** Start of SUPPLIED RECORDS **
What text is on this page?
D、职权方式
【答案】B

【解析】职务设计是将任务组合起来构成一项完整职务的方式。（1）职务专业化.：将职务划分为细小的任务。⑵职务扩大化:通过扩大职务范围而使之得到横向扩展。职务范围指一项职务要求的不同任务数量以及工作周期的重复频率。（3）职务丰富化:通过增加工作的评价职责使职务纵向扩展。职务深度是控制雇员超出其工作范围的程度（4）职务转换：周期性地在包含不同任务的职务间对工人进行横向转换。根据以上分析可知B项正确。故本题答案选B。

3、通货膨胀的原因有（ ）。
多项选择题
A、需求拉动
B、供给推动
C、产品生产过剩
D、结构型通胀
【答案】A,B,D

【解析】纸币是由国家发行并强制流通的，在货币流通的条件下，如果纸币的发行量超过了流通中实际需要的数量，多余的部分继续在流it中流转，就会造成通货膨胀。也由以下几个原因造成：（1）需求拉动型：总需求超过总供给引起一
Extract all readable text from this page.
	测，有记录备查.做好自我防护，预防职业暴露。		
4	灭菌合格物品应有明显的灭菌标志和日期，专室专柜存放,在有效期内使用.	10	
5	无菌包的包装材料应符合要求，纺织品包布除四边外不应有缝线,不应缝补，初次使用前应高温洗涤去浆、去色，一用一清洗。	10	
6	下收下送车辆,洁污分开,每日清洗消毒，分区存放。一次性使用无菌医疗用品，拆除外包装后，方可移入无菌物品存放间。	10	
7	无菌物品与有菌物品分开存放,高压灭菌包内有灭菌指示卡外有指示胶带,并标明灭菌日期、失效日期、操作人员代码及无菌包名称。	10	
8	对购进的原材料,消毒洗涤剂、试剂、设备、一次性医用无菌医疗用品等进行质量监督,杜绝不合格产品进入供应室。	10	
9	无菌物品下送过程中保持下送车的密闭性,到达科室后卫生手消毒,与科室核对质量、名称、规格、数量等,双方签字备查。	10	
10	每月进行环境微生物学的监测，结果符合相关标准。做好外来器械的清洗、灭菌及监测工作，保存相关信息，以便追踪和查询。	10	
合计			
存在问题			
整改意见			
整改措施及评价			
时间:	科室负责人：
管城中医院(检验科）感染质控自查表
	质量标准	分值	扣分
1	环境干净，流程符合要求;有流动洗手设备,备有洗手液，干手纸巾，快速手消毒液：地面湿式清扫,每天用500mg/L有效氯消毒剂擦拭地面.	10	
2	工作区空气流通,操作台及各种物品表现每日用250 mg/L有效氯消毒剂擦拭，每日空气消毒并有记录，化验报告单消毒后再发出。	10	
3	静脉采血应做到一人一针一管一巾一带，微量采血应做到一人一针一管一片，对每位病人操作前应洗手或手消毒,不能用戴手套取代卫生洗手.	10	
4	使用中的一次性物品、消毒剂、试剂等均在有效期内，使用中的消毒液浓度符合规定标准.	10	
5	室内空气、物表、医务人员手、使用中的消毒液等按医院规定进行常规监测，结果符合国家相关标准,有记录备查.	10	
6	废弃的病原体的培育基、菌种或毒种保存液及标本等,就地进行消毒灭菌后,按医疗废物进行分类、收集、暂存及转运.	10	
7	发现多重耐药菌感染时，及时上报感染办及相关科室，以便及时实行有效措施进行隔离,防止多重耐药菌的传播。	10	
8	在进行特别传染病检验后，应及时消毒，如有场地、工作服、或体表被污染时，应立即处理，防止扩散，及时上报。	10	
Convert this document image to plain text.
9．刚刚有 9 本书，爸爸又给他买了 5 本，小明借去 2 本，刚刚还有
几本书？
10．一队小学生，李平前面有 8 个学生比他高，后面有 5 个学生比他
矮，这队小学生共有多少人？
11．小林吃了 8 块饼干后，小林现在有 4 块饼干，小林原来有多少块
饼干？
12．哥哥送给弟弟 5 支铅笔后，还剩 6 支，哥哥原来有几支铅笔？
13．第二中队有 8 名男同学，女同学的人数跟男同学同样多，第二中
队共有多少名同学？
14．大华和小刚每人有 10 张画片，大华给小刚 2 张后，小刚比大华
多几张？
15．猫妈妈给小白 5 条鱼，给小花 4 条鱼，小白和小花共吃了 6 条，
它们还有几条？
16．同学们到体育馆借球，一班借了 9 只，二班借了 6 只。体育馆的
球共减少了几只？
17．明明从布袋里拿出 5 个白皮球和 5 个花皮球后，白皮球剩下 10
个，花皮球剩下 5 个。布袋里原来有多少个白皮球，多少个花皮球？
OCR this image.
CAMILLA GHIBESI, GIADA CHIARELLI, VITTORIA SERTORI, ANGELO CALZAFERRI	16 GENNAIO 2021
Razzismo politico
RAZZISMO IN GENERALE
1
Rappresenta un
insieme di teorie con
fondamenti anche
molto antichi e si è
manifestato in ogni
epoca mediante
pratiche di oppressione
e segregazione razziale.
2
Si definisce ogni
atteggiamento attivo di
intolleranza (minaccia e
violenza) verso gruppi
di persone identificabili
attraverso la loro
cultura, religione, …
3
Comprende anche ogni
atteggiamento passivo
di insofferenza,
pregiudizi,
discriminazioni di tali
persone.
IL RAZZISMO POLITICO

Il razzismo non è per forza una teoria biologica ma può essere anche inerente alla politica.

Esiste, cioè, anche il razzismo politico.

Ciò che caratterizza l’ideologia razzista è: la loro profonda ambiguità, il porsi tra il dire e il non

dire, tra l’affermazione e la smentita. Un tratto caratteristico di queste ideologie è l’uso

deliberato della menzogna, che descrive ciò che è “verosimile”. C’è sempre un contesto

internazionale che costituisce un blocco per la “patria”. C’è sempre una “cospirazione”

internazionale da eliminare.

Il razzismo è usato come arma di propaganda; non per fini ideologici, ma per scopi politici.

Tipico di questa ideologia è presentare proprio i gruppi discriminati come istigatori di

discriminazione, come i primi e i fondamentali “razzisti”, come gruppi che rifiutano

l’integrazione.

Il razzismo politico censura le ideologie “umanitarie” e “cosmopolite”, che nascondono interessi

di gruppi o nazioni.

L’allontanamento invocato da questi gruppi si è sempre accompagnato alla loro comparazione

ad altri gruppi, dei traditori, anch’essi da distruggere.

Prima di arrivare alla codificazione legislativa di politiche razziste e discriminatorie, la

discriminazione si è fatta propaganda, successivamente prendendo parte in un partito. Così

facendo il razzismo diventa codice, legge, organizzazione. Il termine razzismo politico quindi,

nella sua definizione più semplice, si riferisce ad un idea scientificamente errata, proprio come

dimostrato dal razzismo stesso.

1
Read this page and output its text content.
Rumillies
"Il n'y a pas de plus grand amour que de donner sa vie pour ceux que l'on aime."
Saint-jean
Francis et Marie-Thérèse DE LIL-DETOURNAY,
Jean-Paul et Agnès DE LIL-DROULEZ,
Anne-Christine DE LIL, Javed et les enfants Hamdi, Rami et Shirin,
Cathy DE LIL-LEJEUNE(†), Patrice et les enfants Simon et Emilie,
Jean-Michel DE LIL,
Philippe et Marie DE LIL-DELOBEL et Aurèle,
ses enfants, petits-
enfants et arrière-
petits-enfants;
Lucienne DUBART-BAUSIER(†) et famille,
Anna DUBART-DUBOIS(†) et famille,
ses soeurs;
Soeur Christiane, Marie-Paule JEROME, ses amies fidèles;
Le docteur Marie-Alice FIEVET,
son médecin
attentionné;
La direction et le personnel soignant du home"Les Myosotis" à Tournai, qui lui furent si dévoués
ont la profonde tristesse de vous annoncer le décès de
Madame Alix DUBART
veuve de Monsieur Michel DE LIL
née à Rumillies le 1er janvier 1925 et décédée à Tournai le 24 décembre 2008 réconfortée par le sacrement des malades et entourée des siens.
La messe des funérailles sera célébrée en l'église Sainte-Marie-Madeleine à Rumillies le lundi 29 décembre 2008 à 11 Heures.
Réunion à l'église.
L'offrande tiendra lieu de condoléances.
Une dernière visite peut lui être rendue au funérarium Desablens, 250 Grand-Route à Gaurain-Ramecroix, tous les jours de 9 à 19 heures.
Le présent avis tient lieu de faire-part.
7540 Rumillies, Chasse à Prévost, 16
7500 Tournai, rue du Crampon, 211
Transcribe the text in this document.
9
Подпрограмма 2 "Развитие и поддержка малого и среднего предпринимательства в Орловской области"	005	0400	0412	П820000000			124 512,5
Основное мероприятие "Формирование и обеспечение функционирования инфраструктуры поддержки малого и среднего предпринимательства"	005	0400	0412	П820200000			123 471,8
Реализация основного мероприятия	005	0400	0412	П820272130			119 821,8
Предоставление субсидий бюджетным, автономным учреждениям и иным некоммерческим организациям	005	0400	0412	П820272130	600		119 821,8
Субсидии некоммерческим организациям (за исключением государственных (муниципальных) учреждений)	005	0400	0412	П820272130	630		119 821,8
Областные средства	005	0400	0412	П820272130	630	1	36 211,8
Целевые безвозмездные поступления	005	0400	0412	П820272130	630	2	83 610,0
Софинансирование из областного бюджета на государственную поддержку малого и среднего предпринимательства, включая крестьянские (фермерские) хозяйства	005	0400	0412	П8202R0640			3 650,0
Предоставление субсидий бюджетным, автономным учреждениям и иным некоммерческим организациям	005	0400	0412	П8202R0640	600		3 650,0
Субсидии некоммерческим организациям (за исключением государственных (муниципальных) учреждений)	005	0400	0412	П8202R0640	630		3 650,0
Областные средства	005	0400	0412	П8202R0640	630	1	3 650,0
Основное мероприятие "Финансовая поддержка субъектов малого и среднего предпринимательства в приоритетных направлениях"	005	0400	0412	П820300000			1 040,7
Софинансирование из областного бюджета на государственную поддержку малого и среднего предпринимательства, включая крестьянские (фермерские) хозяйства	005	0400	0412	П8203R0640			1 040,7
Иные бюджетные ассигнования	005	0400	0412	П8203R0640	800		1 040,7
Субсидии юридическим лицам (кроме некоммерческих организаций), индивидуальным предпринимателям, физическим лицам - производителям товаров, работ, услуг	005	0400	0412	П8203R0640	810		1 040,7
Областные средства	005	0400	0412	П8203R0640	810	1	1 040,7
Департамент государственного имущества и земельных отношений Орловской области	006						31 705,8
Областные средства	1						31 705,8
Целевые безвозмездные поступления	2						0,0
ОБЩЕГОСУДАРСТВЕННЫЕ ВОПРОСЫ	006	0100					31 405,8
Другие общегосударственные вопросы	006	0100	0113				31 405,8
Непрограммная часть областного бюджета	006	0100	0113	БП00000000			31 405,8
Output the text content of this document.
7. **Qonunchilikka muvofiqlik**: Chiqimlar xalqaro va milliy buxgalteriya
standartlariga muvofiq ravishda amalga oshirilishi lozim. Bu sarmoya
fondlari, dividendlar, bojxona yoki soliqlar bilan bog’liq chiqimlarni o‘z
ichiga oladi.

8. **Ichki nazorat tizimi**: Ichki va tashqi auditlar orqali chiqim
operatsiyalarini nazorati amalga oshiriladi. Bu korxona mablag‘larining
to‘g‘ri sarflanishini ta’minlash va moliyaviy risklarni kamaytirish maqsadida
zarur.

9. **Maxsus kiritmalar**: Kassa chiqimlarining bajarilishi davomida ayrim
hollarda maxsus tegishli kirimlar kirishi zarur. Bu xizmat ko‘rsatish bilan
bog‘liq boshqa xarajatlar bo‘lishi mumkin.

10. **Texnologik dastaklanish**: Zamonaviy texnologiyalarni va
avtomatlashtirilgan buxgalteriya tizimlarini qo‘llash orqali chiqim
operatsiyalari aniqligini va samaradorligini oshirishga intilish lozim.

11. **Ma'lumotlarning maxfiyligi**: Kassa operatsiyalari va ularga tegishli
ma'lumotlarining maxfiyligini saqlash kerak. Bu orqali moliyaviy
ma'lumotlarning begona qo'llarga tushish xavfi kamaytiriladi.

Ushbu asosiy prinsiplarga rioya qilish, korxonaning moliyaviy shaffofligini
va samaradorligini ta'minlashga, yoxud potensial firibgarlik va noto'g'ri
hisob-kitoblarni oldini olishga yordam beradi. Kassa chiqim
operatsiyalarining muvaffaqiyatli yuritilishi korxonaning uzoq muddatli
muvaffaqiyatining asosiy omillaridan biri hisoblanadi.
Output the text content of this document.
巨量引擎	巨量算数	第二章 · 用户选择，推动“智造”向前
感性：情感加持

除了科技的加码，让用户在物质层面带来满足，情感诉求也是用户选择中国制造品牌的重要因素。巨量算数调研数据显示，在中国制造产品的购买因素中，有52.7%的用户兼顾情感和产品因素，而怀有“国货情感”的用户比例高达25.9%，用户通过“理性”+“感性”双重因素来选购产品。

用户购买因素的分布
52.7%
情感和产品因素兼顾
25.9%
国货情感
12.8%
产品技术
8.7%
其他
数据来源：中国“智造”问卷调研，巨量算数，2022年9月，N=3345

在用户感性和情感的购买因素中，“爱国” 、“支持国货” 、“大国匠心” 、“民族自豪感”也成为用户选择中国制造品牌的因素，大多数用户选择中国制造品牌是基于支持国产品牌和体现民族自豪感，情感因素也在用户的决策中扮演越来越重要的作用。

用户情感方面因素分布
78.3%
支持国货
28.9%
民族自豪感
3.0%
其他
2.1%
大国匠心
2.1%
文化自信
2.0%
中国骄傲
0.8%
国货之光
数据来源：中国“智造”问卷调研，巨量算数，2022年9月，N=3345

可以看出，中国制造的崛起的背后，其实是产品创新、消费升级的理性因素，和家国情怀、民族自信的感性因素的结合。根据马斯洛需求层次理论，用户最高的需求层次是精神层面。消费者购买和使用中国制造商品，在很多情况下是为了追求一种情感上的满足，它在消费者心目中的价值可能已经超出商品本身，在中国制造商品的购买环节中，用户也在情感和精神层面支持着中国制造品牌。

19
** End of SUPPLIED RECORDS **
(WHAT THE TASK REQUIRES)
Return every line in the listing that contains the word "малого".

(SOLUTION TO THE PROBLEM)
Подпрограмма 2 "Развитие и поддержка малого и среднего предпринимательства в Орловской области"	005	0400	0412	П820000000			124 512,5
Основное мероприятие "Формирование и обеспечение функционирования инфраструктуры поддержки малого и среднего предпринимательства"	005	0400	0412	П820200000			123 471,8
Софинансирование из областного бюджета на государственную поддержку малого и среднего предпринимательства, включая крестьянские (фермерские) хозяйства	005	0400	0412	П8202R0640			3 650,0
Основное мероприятие "Финансовая поддержка субъектов малого и среднего предпринимательства в приоритетных направлениях"	005	0400	0412	П820300000			1 040,7
Софинансирование из областного бюджета на государственную поддержку малого и среднего предпринимательства, включая крестьянские (фермерские) хозяйства	005	0400	0412	П8203R0640			1 040,7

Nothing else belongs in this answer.